- [Data provided]:
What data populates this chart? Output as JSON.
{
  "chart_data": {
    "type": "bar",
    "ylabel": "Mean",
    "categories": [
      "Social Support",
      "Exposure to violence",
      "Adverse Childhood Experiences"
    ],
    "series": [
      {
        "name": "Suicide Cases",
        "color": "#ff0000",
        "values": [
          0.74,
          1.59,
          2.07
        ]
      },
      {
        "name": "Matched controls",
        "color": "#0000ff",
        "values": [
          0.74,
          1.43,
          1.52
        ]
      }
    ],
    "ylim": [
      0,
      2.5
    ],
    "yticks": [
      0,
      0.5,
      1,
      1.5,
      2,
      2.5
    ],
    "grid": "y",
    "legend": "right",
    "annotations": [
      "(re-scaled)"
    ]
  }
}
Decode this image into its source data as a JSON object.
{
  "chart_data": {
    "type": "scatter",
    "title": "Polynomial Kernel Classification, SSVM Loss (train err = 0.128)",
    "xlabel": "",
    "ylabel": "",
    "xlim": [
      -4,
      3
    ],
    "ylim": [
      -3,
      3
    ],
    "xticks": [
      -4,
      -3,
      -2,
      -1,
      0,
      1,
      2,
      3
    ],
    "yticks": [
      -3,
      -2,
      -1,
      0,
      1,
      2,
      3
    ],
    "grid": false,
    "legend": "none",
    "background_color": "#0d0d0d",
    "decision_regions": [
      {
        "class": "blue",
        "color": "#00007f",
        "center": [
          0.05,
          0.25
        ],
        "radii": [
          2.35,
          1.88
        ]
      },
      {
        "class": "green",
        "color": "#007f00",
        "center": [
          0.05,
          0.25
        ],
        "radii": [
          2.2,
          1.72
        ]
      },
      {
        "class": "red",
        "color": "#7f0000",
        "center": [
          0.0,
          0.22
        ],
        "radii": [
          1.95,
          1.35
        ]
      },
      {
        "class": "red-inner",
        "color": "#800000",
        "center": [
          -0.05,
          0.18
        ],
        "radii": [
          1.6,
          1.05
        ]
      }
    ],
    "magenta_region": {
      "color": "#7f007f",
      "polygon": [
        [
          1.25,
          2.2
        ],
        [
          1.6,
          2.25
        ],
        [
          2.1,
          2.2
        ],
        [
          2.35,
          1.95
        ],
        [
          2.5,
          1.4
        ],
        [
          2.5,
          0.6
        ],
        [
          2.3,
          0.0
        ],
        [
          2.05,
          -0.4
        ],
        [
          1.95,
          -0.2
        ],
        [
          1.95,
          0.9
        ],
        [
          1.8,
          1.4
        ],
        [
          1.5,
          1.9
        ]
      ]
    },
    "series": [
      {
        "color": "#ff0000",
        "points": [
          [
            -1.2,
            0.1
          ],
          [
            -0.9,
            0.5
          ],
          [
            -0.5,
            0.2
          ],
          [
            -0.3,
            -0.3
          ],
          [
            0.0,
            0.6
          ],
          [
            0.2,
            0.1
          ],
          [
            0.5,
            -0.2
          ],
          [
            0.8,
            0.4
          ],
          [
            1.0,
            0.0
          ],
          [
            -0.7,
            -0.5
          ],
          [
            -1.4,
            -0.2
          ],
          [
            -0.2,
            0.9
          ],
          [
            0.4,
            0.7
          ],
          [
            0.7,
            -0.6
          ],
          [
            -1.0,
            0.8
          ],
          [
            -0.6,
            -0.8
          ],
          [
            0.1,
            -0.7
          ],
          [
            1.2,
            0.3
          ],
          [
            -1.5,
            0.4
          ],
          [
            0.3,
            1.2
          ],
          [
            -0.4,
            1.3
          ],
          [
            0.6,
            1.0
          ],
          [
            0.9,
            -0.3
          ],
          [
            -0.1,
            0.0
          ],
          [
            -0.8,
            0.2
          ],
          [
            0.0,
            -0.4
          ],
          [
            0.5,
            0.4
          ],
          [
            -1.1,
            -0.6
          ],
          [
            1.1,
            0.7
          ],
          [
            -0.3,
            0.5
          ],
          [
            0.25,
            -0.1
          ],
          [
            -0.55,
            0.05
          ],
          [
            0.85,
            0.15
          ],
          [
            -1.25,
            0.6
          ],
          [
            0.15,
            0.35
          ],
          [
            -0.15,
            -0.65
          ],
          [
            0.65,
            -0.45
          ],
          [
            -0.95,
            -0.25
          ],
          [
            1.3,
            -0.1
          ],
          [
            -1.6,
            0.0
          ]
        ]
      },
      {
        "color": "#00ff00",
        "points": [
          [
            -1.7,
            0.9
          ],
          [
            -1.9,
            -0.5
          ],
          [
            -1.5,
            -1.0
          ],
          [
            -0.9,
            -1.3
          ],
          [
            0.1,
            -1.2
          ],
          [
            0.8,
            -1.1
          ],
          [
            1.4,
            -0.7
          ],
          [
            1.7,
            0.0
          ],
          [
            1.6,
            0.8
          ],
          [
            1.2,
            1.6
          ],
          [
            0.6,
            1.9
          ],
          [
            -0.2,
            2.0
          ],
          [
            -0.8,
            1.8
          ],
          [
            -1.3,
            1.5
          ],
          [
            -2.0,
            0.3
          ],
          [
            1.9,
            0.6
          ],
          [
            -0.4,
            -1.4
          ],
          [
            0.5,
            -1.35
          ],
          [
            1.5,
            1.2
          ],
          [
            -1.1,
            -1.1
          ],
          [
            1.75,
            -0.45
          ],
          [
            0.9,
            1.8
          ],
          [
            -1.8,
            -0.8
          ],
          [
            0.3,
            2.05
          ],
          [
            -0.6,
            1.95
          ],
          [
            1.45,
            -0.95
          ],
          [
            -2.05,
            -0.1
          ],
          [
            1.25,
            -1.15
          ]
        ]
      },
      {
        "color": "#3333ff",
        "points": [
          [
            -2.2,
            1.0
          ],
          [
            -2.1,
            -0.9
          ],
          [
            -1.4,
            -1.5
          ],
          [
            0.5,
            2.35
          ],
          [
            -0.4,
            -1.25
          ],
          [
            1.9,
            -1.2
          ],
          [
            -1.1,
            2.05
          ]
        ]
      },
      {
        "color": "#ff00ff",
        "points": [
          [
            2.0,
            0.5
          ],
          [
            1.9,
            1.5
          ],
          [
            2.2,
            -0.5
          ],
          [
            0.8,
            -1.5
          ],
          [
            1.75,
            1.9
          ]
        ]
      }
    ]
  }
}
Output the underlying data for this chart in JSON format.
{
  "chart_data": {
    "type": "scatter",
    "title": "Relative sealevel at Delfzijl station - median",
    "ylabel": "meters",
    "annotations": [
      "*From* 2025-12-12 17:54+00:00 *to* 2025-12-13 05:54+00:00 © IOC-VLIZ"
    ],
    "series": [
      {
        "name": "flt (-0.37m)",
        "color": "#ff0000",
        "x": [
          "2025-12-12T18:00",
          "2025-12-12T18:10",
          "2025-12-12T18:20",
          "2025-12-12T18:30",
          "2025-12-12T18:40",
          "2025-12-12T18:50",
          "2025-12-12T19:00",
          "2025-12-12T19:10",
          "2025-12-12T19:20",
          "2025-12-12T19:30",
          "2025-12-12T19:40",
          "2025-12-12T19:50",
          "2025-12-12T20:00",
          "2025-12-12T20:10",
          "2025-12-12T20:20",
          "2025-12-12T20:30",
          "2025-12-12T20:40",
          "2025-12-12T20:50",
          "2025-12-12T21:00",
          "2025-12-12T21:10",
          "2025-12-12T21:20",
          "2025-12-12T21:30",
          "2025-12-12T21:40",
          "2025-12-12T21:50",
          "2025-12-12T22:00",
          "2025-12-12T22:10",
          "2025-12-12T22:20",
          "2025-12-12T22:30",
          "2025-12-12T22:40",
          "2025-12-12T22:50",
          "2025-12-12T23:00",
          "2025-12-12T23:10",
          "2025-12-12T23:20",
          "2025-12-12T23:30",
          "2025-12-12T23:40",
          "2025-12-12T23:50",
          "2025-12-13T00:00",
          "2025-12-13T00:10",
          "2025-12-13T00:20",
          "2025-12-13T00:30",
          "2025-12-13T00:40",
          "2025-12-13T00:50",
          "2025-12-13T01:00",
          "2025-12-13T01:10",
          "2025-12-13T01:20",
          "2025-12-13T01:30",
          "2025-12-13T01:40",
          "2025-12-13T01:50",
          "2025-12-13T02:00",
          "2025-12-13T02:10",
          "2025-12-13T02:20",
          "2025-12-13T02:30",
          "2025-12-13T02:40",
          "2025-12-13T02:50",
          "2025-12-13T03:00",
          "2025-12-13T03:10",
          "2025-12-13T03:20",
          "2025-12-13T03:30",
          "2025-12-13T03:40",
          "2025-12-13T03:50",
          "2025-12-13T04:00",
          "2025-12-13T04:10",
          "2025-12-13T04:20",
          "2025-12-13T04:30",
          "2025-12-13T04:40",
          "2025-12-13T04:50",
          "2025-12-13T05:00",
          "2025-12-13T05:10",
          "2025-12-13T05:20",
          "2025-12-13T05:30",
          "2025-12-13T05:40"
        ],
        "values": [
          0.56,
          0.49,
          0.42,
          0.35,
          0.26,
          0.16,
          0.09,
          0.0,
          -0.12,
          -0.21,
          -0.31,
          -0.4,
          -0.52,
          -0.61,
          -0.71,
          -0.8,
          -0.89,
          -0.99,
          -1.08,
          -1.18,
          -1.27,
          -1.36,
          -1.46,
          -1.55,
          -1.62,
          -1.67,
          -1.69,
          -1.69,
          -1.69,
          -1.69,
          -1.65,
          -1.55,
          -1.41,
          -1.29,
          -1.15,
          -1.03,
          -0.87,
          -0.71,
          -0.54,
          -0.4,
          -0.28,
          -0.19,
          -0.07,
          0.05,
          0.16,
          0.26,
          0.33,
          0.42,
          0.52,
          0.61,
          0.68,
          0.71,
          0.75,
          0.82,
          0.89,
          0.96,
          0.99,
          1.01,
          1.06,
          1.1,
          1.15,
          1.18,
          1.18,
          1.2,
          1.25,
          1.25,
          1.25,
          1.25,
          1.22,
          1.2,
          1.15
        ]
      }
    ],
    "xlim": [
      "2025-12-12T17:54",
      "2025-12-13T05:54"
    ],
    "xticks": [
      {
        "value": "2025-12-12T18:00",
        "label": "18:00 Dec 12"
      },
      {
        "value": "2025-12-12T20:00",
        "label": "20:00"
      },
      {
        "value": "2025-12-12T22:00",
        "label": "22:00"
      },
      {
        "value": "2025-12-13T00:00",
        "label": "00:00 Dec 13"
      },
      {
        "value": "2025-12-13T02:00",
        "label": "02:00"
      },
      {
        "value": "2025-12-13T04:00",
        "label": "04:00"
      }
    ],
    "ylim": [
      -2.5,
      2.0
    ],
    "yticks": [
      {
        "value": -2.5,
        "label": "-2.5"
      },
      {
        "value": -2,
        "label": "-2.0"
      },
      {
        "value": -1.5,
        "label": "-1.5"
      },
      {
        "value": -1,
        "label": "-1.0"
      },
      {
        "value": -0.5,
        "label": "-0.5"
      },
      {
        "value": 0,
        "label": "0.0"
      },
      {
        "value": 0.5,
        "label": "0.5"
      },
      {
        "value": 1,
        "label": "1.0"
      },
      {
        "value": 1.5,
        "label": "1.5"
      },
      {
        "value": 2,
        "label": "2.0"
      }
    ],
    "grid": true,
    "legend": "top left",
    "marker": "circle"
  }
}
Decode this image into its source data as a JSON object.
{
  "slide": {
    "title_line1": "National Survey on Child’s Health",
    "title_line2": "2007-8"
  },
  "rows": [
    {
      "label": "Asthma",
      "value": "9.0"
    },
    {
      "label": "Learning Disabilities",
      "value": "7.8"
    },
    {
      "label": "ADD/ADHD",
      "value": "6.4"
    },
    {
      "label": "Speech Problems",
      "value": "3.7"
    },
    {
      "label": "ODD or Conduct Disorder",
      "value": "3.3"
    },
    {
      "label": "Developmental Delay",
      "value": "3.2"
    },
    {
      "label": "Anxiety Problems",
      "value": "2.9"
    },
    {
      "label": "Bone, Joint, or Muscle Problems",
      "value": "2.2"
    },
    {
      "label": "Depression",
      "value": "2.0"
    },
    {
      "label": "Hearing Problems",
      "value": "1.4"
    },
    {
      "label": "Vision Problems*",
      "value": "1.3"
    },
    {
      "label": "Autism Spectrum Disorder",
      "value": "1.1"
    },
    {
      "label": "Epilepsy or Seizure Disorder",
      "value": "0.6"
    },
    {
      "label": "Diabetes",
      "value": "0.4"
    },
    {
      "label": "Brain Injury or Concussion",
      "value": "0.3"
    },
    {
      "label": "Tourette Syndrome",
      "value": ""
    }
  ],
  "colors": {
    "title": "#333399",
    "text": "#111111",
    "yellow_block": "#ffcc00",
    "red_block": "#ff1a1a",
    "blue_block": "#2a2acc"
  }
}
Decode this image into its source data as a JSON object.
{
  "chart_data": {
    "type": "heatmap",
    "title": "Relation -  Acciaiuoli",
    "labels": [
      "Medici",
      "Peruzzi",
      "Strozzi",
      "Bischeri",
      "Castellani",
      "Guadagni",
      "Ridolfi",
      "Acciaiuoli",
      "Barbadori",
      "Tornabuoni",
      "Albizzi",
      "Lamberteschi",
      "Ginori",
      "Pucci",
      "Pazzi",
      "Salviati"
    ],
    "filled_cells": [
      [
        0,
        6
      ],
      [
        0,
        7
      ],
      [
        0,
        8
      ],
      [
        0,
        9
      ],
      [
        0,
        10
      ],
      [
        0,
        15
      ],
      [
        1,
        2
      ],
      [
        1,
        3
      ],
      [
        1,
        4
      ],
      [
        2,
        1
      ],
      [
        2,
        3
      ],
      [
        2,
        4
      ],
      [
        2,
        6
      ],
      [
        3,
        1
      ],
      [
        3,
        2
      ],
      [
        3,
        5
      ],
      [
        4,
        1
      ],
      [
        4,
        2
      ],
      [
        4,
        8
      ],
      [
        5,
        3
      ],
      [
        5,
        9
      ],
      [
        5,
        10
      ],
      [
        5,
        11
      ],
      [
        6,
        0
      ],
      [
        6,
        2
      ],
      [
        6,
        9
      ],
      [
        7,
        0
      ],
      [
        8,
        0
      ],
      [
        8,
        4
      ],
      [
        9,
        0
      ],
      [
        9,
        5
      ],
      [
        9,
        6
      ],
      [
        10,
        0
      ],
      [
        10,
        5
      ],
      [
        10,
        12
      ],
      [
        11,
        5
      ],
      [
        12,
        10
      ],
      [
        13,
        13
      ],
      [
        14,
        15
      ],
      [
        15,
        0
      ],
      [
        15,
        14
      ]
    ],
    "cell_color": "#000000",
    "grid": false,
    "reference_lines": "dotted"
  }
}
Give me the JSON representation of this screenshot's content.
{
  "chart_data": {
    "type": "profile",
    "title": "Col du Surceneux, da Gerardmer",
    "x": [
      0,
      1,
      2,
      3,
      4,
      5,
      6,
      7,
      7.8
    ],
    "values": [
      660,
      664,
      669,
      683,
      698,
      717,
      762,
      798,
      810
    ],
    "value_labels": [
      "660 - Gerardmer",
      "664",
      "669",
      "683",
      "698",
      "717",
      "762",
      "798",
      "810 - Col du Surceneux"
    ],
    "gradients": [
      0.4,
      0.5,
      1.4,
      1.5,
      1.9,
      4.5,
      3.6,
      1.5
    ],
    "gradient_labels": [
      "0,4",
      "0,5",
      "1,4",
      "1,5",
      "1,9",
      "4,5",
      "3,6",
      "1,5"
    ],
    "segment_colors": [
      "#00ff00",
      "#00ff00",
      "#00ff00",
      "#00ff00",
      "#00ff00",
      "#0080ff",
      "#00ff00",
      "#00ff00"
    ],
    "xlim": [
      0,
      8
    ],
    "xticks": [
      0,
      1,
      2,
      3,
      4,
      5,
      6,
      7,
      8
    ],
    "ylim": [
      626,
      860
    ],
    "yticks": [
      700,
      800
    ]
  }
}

- [Goal]: Identify and list each line with the word "Problems".

- [Written solution]:
      "label": "Speech Problems",
      "label": "Anxiety Problems",
      "label": "Bone, Joint, or Muscle Problems",
      "label": "Hearing Problems",
      "label": "Vision Problems*",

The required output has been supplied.